## Exercise aim
Where a line of the listing below includes the word "бюджета", reproduce that line.

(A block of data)
+++++

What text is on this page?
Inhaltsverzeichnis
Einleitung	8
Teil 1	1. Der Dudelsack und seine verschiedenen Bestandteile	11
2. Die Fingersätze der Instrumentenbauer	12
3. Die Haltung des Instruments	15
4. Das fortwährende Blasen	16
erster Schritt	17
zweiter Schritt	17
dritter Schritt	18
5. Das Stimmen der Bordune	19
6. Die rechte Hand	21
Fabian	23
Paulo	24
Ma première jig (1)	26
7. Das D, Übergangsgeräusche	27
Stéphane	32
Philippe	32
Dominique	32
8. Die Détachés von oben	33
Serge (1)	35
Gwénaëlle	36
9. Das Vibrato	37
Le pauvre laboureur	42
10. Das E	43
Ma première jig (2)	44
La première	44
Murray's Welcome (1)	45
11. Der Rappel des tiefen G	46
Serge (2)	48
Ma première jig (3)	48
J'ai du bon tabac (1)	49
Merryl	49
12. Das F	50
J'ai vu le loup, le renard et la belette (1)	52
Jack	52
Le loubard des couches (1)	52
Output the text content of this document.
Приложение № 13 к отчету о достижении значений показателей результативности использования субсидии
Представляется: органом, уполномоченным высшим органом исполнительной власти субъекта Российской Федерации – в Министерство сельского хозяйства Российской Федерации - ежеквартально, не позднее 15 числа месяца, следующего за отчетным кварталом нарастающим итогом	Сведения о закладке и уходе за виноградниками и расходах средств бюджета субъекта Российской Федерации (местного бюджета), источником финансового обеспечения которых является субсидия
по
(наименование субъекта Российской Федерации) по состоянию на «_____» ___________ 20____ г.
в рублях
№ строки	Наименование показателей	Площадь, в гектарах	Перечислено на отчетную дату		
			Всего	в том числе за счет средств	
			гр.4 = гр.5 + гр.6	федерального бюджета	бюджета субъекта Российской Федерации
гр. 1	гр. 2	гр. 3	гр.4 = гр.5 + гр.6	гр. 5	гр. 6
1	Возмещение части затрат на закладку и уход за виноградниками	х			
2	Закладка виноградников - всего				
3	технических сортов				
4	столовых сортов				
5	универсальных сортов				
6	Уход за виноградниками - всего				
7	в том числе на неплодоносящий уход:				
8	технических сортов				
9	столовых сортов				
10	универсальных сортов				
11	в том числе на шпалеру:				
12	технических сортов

+++++

## Completed task
Представляется: органом, уполномоченным высшим органом исполнительной власти субъекта Российской Федерации – в Министерство сельского хозяйства Российской Федерации - ежеквартально, не позднее 15 числа месяца, следующего за отчетным кварталом нарастающим итогом	Сведения о закладке и уходе за виноградниками и расходах средств бюджета субъекта Российской Федерации (местного бюджета), источником финансового обеспечения которых является субсидия
			гр.4 = гр.5 + гр.6	федерального бюджета	бюджета субъекта Российской Федерации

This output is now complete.